> [Stated problem] Make an exact copy of the lines below.

> [Data to use]

▼

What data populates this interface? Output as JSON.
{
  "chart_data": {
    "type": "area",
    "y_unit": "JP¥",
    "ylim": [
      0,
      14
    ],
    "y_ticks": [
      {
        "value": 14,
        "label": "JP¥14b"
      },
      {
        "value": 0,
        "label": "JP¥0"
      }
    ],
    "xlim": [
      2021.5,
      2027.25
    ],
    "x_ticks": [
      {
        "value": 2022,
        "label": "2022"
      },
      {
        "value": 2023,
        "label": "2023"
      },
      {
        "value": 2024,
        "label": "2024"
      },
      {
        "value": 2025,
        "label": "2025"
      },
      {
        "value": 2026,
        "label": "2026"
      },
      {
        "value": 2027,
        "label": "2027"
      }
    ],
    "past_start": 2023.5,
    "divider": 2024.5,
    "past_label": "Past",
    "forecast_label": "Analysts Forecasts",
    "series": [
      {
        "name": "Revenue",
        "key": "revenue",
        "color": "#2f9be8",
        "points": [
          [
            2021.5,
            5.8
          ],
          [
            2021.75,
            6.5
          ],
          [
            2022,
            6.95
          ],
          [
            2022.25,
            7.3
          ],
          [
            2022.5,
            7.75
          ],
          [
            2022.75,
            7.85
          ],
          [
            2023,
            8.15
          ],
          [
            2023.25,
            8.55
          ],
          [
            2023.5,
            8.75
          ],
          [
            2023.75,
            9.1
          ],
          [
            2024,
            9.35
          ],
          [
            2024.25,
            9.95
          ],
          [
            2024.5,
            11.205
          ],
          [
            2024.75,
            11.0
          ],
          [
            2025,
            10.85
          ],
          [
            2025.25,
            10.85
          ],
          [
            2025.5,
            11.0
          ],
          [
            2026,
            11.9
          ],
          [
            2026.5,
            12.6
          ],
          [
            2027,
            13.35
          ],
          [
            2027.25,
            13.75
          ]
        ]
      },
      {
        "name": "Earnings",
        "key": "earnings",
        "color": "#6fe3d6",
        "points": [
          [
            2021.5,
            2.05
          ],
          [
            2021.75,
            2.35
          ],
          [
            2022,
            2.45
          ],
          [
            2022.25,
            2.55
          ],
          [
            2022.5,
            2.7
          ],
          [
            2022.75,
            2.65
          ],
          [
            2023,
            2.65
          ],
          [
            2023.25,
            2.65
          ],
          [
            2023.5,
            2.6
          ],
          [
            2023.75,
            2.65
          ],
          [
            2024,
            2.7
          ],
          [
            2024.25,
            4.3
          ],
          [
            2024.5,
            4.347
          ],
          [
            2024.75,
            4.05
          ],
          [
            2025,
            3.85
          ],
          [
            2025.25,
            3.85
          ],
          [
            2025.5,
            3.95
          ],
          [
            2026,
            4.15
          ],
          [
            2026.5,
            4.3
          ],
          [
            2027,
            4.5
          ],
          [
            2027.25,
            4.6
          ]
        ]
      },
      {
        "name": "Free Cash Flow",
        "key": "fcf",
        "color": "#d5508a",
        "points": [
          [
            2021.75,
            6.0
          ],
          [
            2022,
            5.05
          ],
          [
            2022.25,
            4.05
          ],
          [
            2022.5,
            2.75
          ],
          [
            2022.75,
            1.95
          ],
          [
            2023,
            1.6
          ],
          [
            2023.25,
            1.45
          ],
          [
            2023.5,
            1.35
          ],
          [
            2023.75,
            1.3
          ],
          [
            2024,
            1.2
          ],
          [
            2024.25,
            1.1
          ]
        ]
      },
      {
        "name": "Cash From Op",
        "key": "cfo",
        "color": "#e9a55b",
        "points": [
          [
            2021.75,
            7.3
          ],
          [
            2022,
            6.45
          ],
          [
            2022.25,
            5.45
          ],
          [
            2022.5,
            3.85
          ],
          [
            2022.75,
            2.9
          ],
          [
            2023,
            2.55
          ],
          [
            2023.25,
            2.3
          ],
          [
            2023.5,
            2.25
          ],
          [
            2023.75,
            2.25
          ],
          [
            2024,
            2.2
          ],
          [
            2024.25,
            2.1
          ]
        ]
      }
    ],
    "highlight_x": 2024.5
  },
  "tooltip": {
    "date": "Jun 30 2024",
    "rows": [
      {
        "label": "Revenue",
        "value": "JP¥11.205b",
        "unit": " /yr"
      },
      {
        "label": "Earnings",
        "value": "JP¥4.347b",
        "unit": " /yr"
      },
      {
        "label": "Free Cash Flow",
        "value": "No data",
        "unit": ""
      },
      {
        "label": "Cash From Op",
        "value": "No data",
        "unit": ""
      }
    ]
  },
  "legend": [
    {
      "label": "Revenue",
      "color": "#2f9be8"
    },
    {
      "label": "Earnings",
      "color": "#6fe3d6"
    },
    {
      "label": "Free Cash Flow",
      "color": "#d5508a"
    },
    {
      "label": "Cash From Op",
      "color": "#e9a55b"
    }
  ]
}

▲

> [Exercise solution]
What data populates this interface? Output as JSON.
{
  "chart_data": {
    "type": "area",
    "y_unit": "JP¥",
    "ylim": [
      0,
      14
    ],
    "y_ticks": [
      {
        "value": 14,
        "label": "JP¥14b"
      },
      {
        "value": 0,
        "label": "JP¥0"
      }
    ],
    "xlim": [
      2021.5,
      2027.25
    ],
    "x_ticks": [
      {
        "value": 2022,
        "label": "2022"
      },
      {
        "value": 2023,
        "label": "2023"
      },
      {
        "value": 2024,
        "label": "2024"
      },
      {
        "value": 2025,
        "label": "2025"
      },
      {
        "value": 2026,
        "label": "2026"
      },
      {
        "value": 2027,
        "label": "2027"
      }
    ],
    "past_start": 2023.5,
    "divider": 2024.5,
    "past_label": "Past",
    "forecast_label": "Analysts Forecasts",
    "series": [
      {
        "name": "Revenue",
        "key": "revenue",
        "color": "#2f9be8",
        "points": [
          [
            2021.5,
            5.8
          ],
          [
            2021.75,
            6.5
          ],
          [
            2022,
            6.95
          ],
          [
            2022.25,
            7.3
          ],
          [
            2022.5,
            7.75
          ],
          [
            2022.75,
            7.85
          ],
          [
            2023,
            8.15
          ],
          [
            2023.25,
            8.55
          ],
          [
            2023.5,
            8.75
          ],
          [
            2023.75,
            9.1
          ],
          [
            2024,
            9.35
          ],
          [
            2024.25,
            9.95
          ],
          [
            2024.5,
            11.205
          ],
          [
            2024.75,
            11.0
          ],
          [
            2025,
            10.85
          ],
          [
            2025.25,
            10.85
          ],
          [
            2025.5,
            11.0
          ],
          [
            2026,
            11.9
          ],
          [
            2026.5,
            12.6
          ],
          [
            2027,
            13.35
          ],
          [
            2027.25,
            13.75
          ]
        ]
      },
      {
        "name": "Earnings",
        "key": "earnings",
        "color": "#6fe3d6",
        "points": [
          [
            2021.5,
            2.05
          ],
          [
            2021.75,
            2.35
          ],
          [
            2022,
            2.45
          ],
          [
            2022.25,
            2.55
          ],
          [
            2022.5,
            2.7
          ],
          [
            2022.75,
            2.65
          ],
          [
            2023,
            2.65
          ],
          [
            2023.25,
            2.65
          ],
          [
            2023.5,
            2.6
          ],
          [
            2023.75,
            2.65
          ],
          [
            2024,
            2.7
          ],
          [
            2024.25,
            4.3
          ],
          [
            2024.5,
            4.347
          ],
          [
            2024.75,
            4.05
          ],
          [
            2025,
            3.85
          ],
          [
            2025.25,
            3.85
          ],
          [
            2025.5,
            3.95
          ],
          [
            2026,
            4.15
          ],
          [
            2026.5,
            4.3
          ],
          [
            2027,
            4.5
          ],
          [
            2027.25,
            4.6
          ]
        ]
      },
      {
        "name": "Free Cash Flow",
        "key": "fcf",
        "color": "#d5508a",
        "points": [
          [
            2021.75,
            6.0
          ],
          [
            2022,
            5.05
          ],
          [
            2022.25,
            4.05
          ],
          [
            2022.5,
            2.75
          ],
          [
            2022.75,
            1.95
          ],
          [
            2023,
            1.6
          ],
          [
            2023.25,
            1.45
          ],
          [
            2023.5,
            1.35
          ],
          [
            2023.75,
            1.3
          ],
          [
            2024,
            1.2
          ],
          [
            2024.25,
            1.1
          ]
        ]
      },
      {
        "name": "Cash From Op",
        "key": "cfo",
        "color": "#e9a55b",
        "points": [
          [
            2021.75,
            7.3
          ],
          [
            2022,
            6.45
          ],
          [
            2022.25,
            5.45
          ],
          [
            2022.5,
            3.85
          ],
          [
            2022.75,
            2.9
          ],
          [
            2023,
            2.55
          ],
          [
            2023.25,
            2.3
          ],
          [
            2023.5,
            2.25
          ],
          [
            2023.75,
            2.25
          ],
          [
            2024,
            2.2
          ],
          [
            2024.25,
            2.1
          ]
        ]
      }
    ],
    "highlight_x": 2024.5
  },
  "tooltip": {
    "date": "Jun 30 2024",
    "rows": [
      {
        "label": "Revenue",
        "value": "JP¥11.205b",
        "unit": " /yr"
      },
      {
        "label": "Earnings",
        "value": "JP¥4.347b",
        "unit": " /yr"
      },
      {
        "label": "Free Cash Flow",
        "value": "No data",
        "unit": ""
      },
      {
        "label": "Cash From Op",
        "value": "No data",
        "unit": ""
      }
    ]
  },
  "legend": [
    {
      "label": "Revenue",
      "color": "#2f9be8"
    },
    {
      "label": "Earnings",
      "color": "#6fe3d6"
    },
    {
      "label": "Free Cash Flow",
      "color": "#d5508a"
    },
    {
      "label": "Cash From Op",
      "color": "#e9a55b"
    }
  ]
}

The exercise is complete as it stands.